** Start Listed entries **

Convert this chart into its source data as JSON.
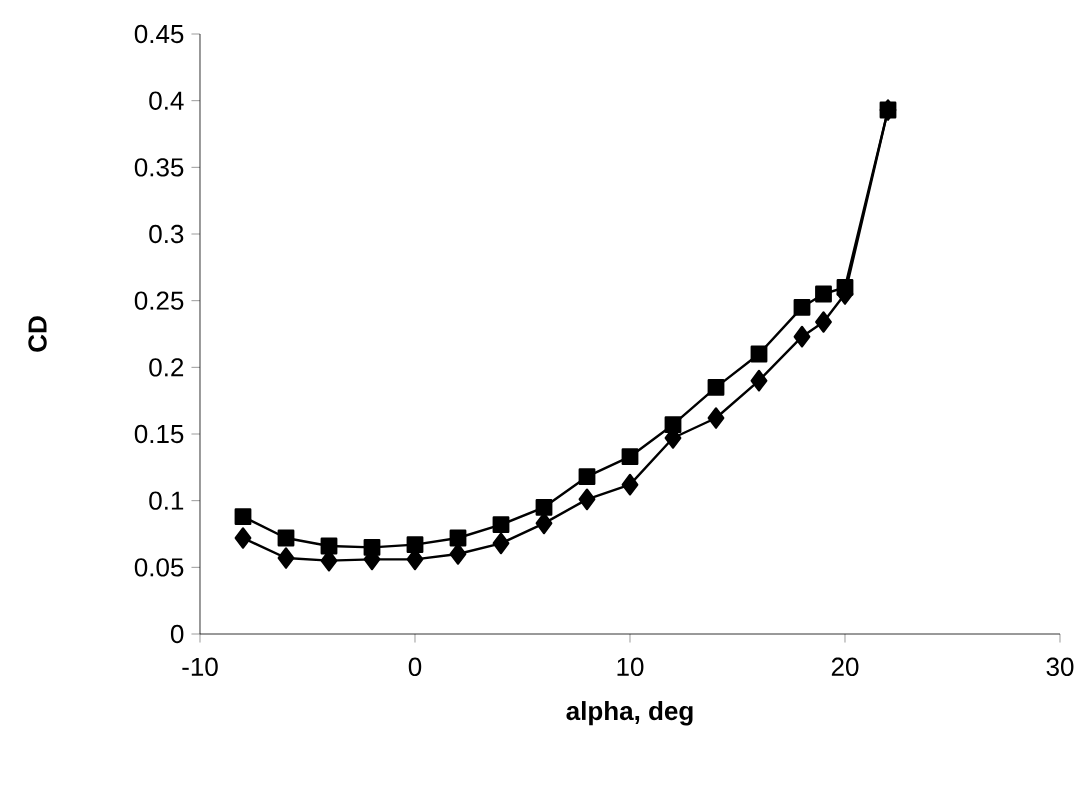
{
  "chart_data": {
    "type": "line",
    "xlabel": "alpha, deg",
    "ylabel": "CD",
    "x": [
      -8,
      -6,
      -4,
      -2,
      0,
      2,
      4,
      6,
      8,
      10,
      12,
      14,
      16,
      18,
      19,
      20,
      22
    ],
    "series": [
      {
        "color": "#000000",
        "marker": "square",
        "values": [
          0.088,
          0.072,
          0.066,
          0.065,
          0.067,
          0.072,
          0.082,
          0.095,
          0.118,
          0.133,
          0.157,
          0.185,
          0.21,
          0.245,
          0.255,
          0.26,
          0.393
        ]
      },
      {
        "color": "#000000",
        "marker": "diamond",
        "values": [
          0.072,
          0.057,
          0.055,
          0.056,
          0.056,
          0.06,
          0.068,
          0.083,
          0.101,
          0.112,
          0.147,
          0.162,
          0.19,
          0.223,
          0.234,
          0.255,
          0.393
        ]
      }
    ],
    "xlim": [
      -10,
      30
    ],
    "xticks": [
      -10,
      0,
      10,
      20,
      30
    ],
    "ylim": [
      0,
      0.45
    ],
    "yticks": [
      0,
      0.05,
      0.1,
      0.15,
      0.2,
      0.25,
      0.3,
      0.35,
      0.4,
      0.45
    ],
    "grid": false,
    "line_style": "solid"
  }
}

** End Listed entries **

§ **What you will do**:
Every line above should be repeated exactly; pictures stay out of the copy.

§ **Exercise result**:
Convert this chart into its source data as JSON.
{
  "chart_data": {
    "type": "line",
    "xlabel": "alpha, deg",
    "ylabel": "CD",
    "x": [
      -8,
      -6,
      -4,
      -2,
      0,
      2,
      4,
      6,
      8,
      10,
      12,
      14,
      16,
      18,
      19,
      20,
      22
    ],
    "series": [
      {
        "color": "#000000",
        "marker": "square",
        "values": [
          0.088,
          0.072,
          0.066,
          0.065,
          0.067,
          0.072,
          0.082,
          0.095,
          0.118,
          0.133,
          0.157,
          0.185,
          0.21,
          0.245,
          0.255,
          0.26,
          0.393
        ]
      },
      {
        "color": "#000000",
        "marker": "diamond",
        "values": [
          0.072,
          0.057,
          0.055,
          0.056,
          0.056,
          0.06,
          0.068,
          0.083,
          0.101,
          0.112,
          0.147,
          0.162,
          0.19,
          0.223,
          0.234,
          0.255,
          0.393
        ]
      }
    ],
    "xlim": [
      -10,
      30
    ],
    "xticks": [
      -10,
      0,
      10,
      20,
      30
    ],
    "ylim": [
      0,
      0.45
    ],
    "yticks": [
      0,
      0.05,
      0.1,
      0.15,
      0.2,
      0.25,
      0.3,
      0.35,
      0.4,
      0.45
    ],
    "grid": false,
    "line_style": "solid"
  }
}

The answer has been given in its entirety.